WRITTEN TASK
Go through the listing and write out all of it exactly.

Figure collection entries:
====================
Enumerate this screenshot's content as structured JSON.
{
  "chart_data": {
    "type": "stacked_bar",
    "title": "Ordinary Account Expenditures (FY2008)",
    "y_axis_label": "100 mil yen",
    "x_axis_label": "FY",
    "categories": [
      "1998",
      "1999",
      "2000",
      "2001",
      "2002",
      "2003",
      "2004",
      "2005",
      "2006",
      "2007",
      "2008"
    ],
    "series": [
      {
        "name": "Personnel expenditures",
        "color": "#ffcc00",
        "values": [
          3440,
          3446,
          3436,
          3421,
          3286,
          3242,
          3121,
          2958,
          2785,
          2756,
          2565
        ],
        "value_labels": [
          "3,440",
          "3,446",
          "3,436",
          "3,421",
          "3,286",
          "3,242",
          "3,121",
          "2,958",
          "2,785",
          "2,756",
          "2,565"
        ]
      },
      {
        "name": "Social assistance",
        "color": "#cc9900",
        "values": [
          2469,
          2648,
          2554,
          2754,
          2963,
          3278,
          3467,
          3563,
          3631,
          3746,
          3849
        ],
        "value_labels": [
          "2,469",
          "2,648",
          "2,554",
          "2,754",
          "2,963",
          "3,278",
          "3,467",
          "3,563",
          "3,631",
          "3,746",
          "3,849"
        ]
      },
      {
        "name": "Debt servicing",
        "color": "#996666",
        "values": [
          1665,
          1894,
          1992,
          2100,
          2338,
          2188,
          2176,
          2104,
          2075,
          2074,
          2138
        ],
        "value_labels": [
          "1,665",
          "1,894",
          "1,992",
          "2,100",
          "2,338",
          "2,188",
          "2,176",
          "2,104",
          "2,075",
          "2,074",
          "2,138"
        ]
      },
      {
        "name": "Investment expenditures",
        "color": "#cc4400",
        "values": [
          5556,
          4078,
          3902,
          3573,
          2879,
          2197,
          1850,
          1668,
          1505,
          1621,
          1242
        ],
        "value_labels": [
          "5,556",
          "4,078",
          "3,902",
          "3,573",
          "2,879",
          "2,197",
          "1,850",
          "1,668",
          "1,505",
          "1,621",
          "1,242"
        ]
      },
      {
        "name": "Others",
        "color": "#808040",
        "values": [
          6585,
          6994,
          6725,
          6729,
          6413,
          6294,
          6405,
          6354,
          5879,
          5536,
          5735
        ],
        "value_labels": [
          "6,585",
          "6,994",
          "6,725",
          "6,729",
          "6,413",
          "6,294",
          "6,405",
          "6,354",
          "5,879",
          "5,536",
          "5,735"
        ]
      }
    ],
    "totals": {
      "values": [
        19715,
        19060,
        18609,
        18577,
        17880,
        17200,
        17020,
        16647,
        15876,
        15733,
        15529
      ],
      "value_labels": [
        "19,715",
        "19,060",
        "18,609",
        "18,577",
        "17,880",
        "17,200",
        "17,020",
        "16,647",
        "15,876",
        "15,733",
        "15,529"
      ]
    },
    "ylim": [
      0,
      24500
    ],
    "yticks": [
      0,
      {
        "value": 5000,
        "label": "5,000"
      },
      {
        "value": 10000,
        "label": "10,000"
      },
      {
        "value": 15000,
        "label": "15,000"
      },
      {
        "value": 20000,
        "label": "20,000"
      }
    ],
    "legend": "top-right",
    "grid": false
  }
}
====================
COMPLETED TASK
Enumerate this screenshot's content as structured JSON.
{
  "chart_data": {
    "type": "stacked_bar",
    "title": "Ordinary Account Expenditures (FY2008)",
    "y_axis_label": "100 mil yen",
    "x_axis_label": "FY",
    "categories": [
      "1998",
      "1999",
      "2000",
      "2001",
      "2002",
      "2003",
      "2004",
      "2005",
      "2006",
      "2007",
      "2008"
    ],
    "series": [
      {
        "name": "Personnel expenditures",
        "color": "#ffcc00",
        "values": [
          3440,
          3446,
          3436,
          3421,
          3286,
          3242,
          3121,
          2958,
          2785,
          2756,
          2565
        ],
        "value_labels": [
          "3,440",
          "3,446",
          "3,436",
          "3,421",
          "3,286",
          "3,242",
          "3,121",
          "2,958",
          "2,785",
          "2,756",
          "2,565"
        ]
      },
      {
        "name": "Social assistance",
        "color": "#cc9900",
        "values": [
          2469,
          2648,
          2554,
          2754,
          2963,
          3278,
          3467,
          3563,
          3631,
          3746,
          3849
        ],
        "value_labels": [
          "2,469",
          "2,648",
          "2,554",
          "2,754",
          "2,963",
          "3,278",
          "3,467",
          "3,563",
          "3,631",
          "3,746",
          "3,849"
        ]
      },
      {
        "name": "Debt servicing",
        "color": "#996666",
        "values": [
          1665,
          1894,
          1992,
          2100,
          2338,
          2188,
          2176,
          2104,
          2075,
          2074,
          2138
        ],
        "value_labels": [
          "1,665",
          "1,894",
          "1,992",
          "2,100",
          "2,338",
          "2,188",
          "2,176",
          "2,104",
          "2,075",
          "2,074",
          "2,138"
        ]
      },
      {
        "name": "Investment expenditures",
        "color": "#cc4400",
        "values": [
          5556,
          4078,
          3902,
          3573,
          2879,
          2197,
          1850,
          1668,
          1505,
          1621,
          1242
        ],
        "value_labels": [
          "5,556",
          "4,078",
          "3,902",
          "3,573",
          "2,879",
          "2,197",
          "1,850",
          "1,668",
          "1,505",
          "1,621",
          "1,242"
        ]
      },
      {
        "name": "Others",
        "color": "#808040",
        "values": [
          6585,
          6994,
          6725,
          6729,
          6413,
          6294,
          6405,
          6354,
          5879,
          5536,
          5735
        ],
        "value_labels": [
          "6,585",
          "6,994",
          "6,725",
          "6,729",
          "6,413",
          "6,294",
          "6,405",
          "6,354",
          "5,879",
          "5,536",
          "5,735"
        ]
      }
    ],
    "totals": {
      "values": [
        19715,
        19060,
        18609,
        18577,
        17880,
        17200,
        17020,
        16647,
        15876,
        15733,
        15529
      ],
      "value_labels": [
        "19,715",
        "19,060",
        "18,609",
        "18,577",
        "17,880",
        "17,200",
        "17,020",
        "16,647",
        "15,876",
        "15,733",
        "15,529"
      ]
    },
    "ylim": [
      0,
      24500
    ],
    "yticks": [
      0,
      {
        "value": 5000,
        "label": "5,000"
      },
      {
        "value": 10000,
        "label": "10,000"
      },
      {
        "value": 15000,
        "label": "15,000"
      },
      {
        "value": 20000,
        "label": "20,000"
      }
    ],
    "legend": "top-right",
    "grid": false
  }
}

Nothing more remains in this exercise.